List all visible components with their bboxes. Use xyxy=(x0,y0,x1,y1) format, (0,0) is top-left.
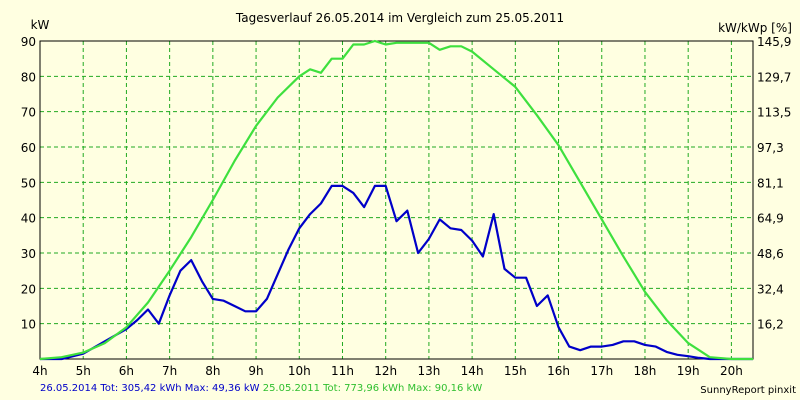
legend-series-2014: 26.05.2014 Tot: 305,42 kWh Max: 49,36 kW xyxy=(40,383,260,394)
y2-tick-label: 113,5 xyxy=(757,106,791,120)
tick-labels: 10 16,2 20 32,4 30 48,6 40 64,9 50 81,1 60 97,3 70 11… xyxy=(21,35,792,378)
x-tick-label: 7h xyxy=(162,364,177,378)
y2-tick-label: 81,1 xyxy=(757,176,784,190)
y-tick-label: 20 xyxy=(21,282,36,296)
grid xyxy=(40,40,753,359)
x-tick-label: 10h xyxy=(288,364,311,378)
y2-tick-label: 16,2 xyxy=(757,318,784,332)
y2-tick-label: 145,9 xyxy=(757,35,791,49)
y2-tick-label: 32,4 xyxy=(757,282,784,296)
x-tick-label: 19h xyxy=(677,364,700,378)
y-tick-label: 10 xyxy=(21,318,36,332)
legend: 26.05.2014 Tot: 305,42 kWh Max: 49,36 kW… xyxy=(40,383,482,394)
y-tick-label: 90 xyxy=(21,35,36,49)
x-tick-label: 11h xyxy=(331,364,354,378)
axes xyxy=(39,40,754,360)
chart-title: Tagesverlauf 26.05.2014 im Vergleich zum… xyxy=(235,11,564,25)
plot-frame xyxy=(39,40,754,360)
y-axis-label-left: kW xyxy=(31,18,50,32)
x-tick-label: 6h xyxy=(119,364,134,378)
y2-tick-label: 97,3 xyxy=(757,141,784,155)
x-tick-label: 14h xyxy=(461,364,484,378)
x-tick-label: 20h xyxy=(720,364,743,378)
y-tick-label: 80 xyxy=(21,70,36,84)
y-tick-label: 70 xyxy=(21,106,36,120)
x-tick-label: 5h xyxy=(76,364,91,378)
y2-tick-label: 48,6 xyxy=(757,247,784,261)
x-tick-label: 18h xyxy=(634,364,657,378)
credit-text: SunnyReport pinxit xyxy=(700,385,796,396)
x-tick-label: 13h xyxy=(417,364,440,378)
y-tick-label: 30 xyxy=(21,247,36,261)
y-tick-label: 60 xyxy=(21,141,36,155)
legend-series-2011: 25.05.2011 Tot: 773,96 kWh Max: 90,16 kW xyxy=(262,383,483,394)
series-lines xyxy=(39,39,753,361)
y-tick-label: 50 xyxy=(21,176,36,190)
y-tick-label: 40 xyxy=(21,212,36,226)
x-tick-label: 15h xyxy=(504,364,527,378)
x-tick-label: 9h xyxy=(248,364,263,378)
y-axis-label-right: kW/kWp [%] xyxy=(718,21,792,35)
x-tick-label: 16h xyxy=(547,364,570,378)
x-tick-label: 12h xyxy=(374,364,397,378)
x-tick-label: 4h xyxy=(32,364,47,378)
y2-tick-label: 129,7 xyxy=(757,70,791,84)
series-line-2014 xyxy=(40,184,753,361)
x-tick-label: 8h xyxy=(205,364,220,378)
x-tick-label: 17h xyxy=(590,364,613,378)
y2-tick-label: 64,9 xyxy=(757,212,784,226)
series-line-2011 xyxy=(39,39,753,361)
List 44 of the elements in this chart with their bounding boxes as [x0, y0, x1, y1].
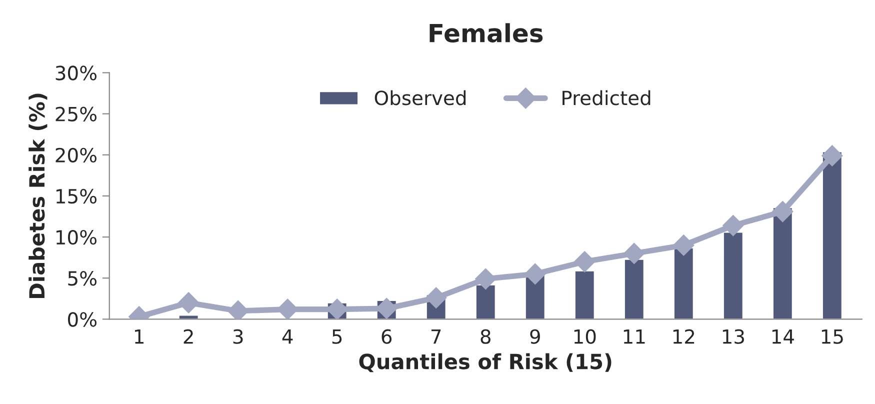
y-tick-label: 0%: [68, 312, 96, 327]
bar: [475, 284, 496, 320]
chart-title: Females: [430, 23, 543, 43]
bar: [624, 258, 645, 320]
point: [624, 242, 645, 264]
x-tick-label: 1: [135, 329, 144, 344]
point: [722, 214, 744, 236]
x-tick-label: 3: [233, 329, 243, 344]
x-tick-label: 14: [772, 329, 794, 344]
x-tick-label: 8: [480, 329, 490, 344]
bar: [673, 246, 694, 320]
x-tick-label: 15: [822, 329, 843, 344]
y-tick-label: 30%: [56, 66, 96, 80]
bar: [822, 150, 843, 320]
legend-label: Predicted: [562, 90, 650, 106]
y-tick-label: 5%: [68, 271, 96, 286]
x-tick-label: 5: [332, 329, 342, 344]
x-axis-title: Quantiles of Risk (15): [359, 353, 612, 372]
bar: [722, 231, 744, 320]
point: [574, 251, 596, 272]
point: [822, 145, 843, 166]
y-tick-label: 15%: [56, 188, 96, 204]
point: [772, 201, 794, 222]
x-tick-label: 7: [432, 329, 441, 344]
x-tick-label: 2: [184, 329, 193, 344]
x-tick-label: 12: [673, 329, 694, 344]
x-tick-label: 13: [722, 329, 744, 344]
x-tick-label: 9: [530, 329, 540, 344]
y-tick-label: 25%: [56, 106, 96, 122]
point: [178, 292, 200, 314]
x-tick-label: 10: [574, 329, 596, 344]
point: [524, 263, 546, 284]
y-tick-label: 10%: [56, 230, 96, 245]
point: [475, 268, 496, 290]
x-tick-label: 6: [382, 329, 392, 344]
y-tick-label: 20%: [56, 148, 96, 163]
y-axis-title: Diabetes Risk (%): [28, 94, 48, 298]
point: [426, 287, 447, 308]
bar: [574, 270, 596, 320]
bar: [772, 206, 794, 320]
x-tick-label: 11: [624, 329, 645, 344]
x-tick-label: 4: [282, 329, 293, 344]
point: [673, 234, 694, 256]
legend-label: Observed: [374, 90, 466, 106]
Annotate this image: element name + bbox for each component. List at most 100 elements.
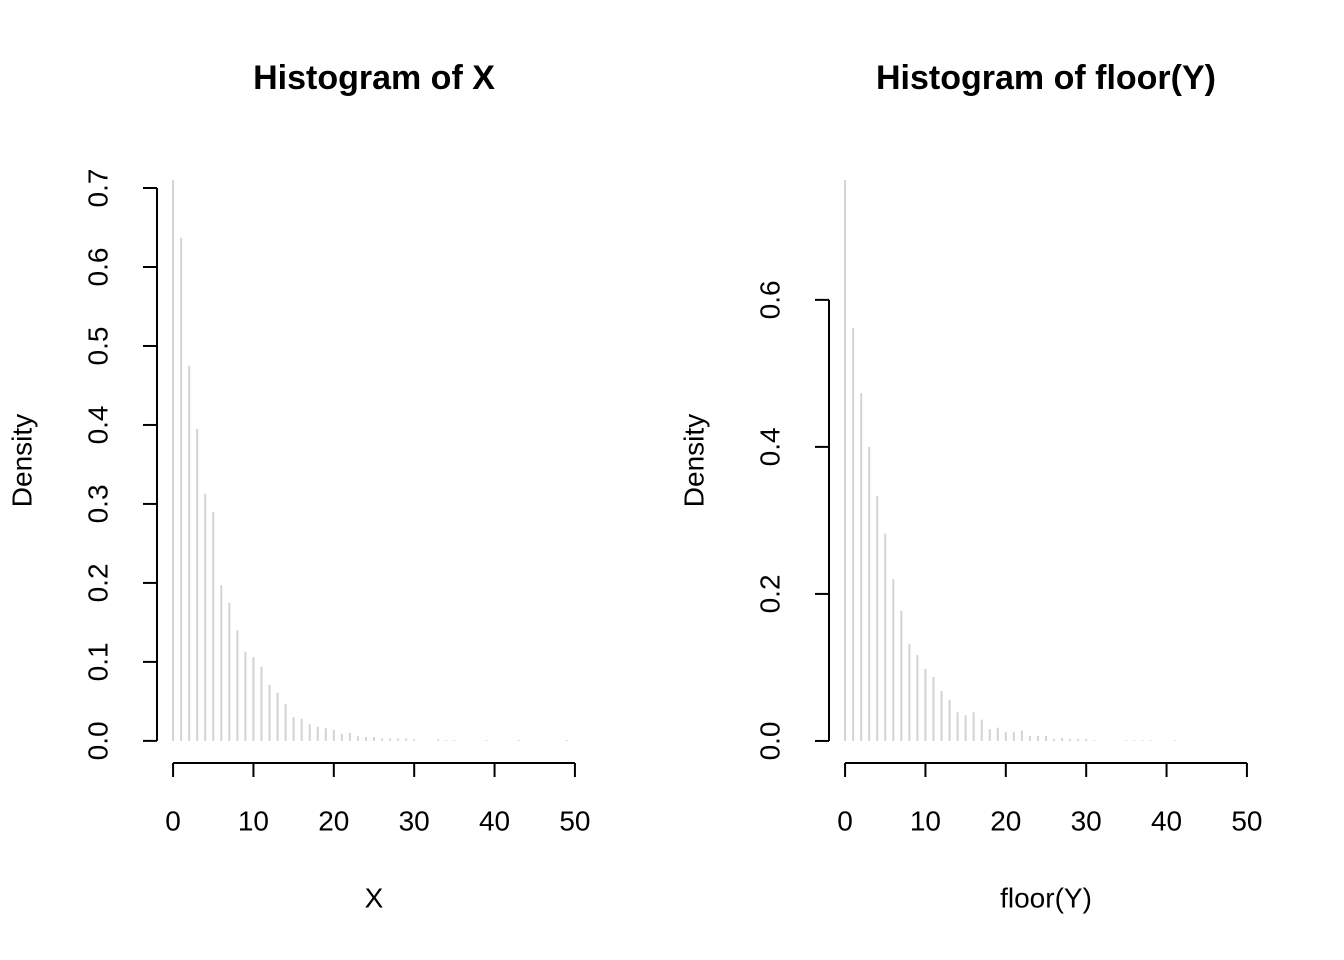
bar [356,736,359,741]
y-tick-label: 0.4 [754,427,785,466]
y-tick-label: 0.4 [82,405,113,444]
bar [940,690,943,741]
bar [1141,740,1144,741]
bar [268,684,271,741]
x-tick-label: 30 [399,805,430,836]
bar [932,676,935,741]
bar [517,740,520,741]
bar [236,630,239,741]
y-tick-label: 0.1 [82,642,113,681]
bar [972,712,975,741]
bar [284,703,287,741]
bar [308,724,311,741]
y-tick-label: 0.6 [82,248,113,287]
bar [996,727,999,741]
bar [196,428,199,741]
bar [188,365,191,741]
bar [212,511,215,741]
y-tick-label: 0.2 [754,574,785,613]
bar [1149,740,1152,741]
bar [373,736,375,741]
bar [948,699,951,741]
bar [1028,735,1031,741]
y-axis-label: Density [678,414,709,507]
bar [413,739,416,741]
bar [453,740,456,741]
bar [988,729,991,741]
y-tick-label: 0.0 [82,721,113,760]
bar [252,657,255,741]
bar [332,729,335,741]
x-axis-label: X [365,882,384,913]
bar [348,732,351,741]
bar [437,739,440,741]
y-axis-label: Density [6,414,37,507]
bar [916,654,919,741]
bar [964,715,967,741]
bar [180,237,183,741]
x-tick-label: 50 [1231,805,1262,836]
bar [884,533,887,741]
x-tick-label: 40 [479,805,510,836]
bar [445,740,448,741]
bar [276,692,279,741]
bar [956,712,959,741]
x-tick-label: 0 [165,805,181,836]
bar [1133,740,1136,741]
bar [485,740,488,741]
x-axis-label: floor(Y) [1000,882,1092,913]
bar [868,446,871,741]
bar [172,180,175,741]
bar [220,585,223,741]
bar [852,327,855,741]
x-tick-label: 0 [837,805,853,836]
bar [1053,738,1056,741]
chart-title: Histogram of X [253,59,495,97]
bar [892,579,895,741]
x-tick-label: 10 [910,805,941,836]
bar [1085,738,1088,741]
bar [980,719,983,741]
bar [1061,738,1064,741]
bar [908,643,911,741]
x-tick-label: 40 [1151,805,1182,836]
y-tick-label: 0.6 [754,280,785,319]
bar [1012,732,1015,741]
x-tick-label: 50 [559,805,590,836]
bar [900,610,903,741]
bar [1004,732,1007,741]
chart-title: Histogram of floor(Y) [876,59,1216,97]
y-tick-label: 0.3 [82,484,113,523]
bar [381,738,384,741]
bar [924,668,927,741]
bar [1125,740,1128,741]
bar [340,733,343,741]
bar [860,393,863,741]
bar [1069,738,1072,741]
bar [324,728,327,741]
x-tick-label: 10 [238,805,269,836]
y-tick-label: 0.7 [82,169,113,208]
bar [244,651,247,741]
bar [300,718,303,741]
bar [364,736,367,741]
x-tick-label: 20 [990,805,1021,836]
bar [292,717,295,741]
bar [1036,735,1039,741]
bar [405,738,408,741]
bar [260,666,263,741]
y-tick-label: 0.5 [82,327,113,366]
bar [876,496,879,741]
x-tick-label: 30 [1071,805,1102,836]
bar [316,726,319,741]
bar [228,602,231,741]
bar [204,493,207,741]
y-tick-label: 0.0 [754,721,785,760]
bar [389,738,392,741]
bar [844,180,847,741]
bar [1045,735,1047,741]
bar [1077,738,1080,741]
bar [1093,740,1096,741]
□ □ □ □ □ □ □
Please repeat the rows starting at the one that contains "y-tick-label: 0%: [68, 312, 96, 327]" and ending at the one that contains "x-tick-label: 8: [480, 329, 490, 344]", including both of those rows.

■ **Task answer**
y-tick-label: 0%: [68, 312, 96, 327]
bar: [475, 284, 496, 320]
chart-title: Females: [430, 23, 543, 43]
bar: [624, 258, 645, 320]
point: [624, 242, 645, 264]
x-tick-label: 1: [135, 329, 144, 344]
point: [722, 214, 744, 236]
x-tick-label: 3: [233, 329, 243, 344]
x-tick-label: 14: [772, 329, 794, 344]
x-tick-label: 8: [480, 329, 490, 344]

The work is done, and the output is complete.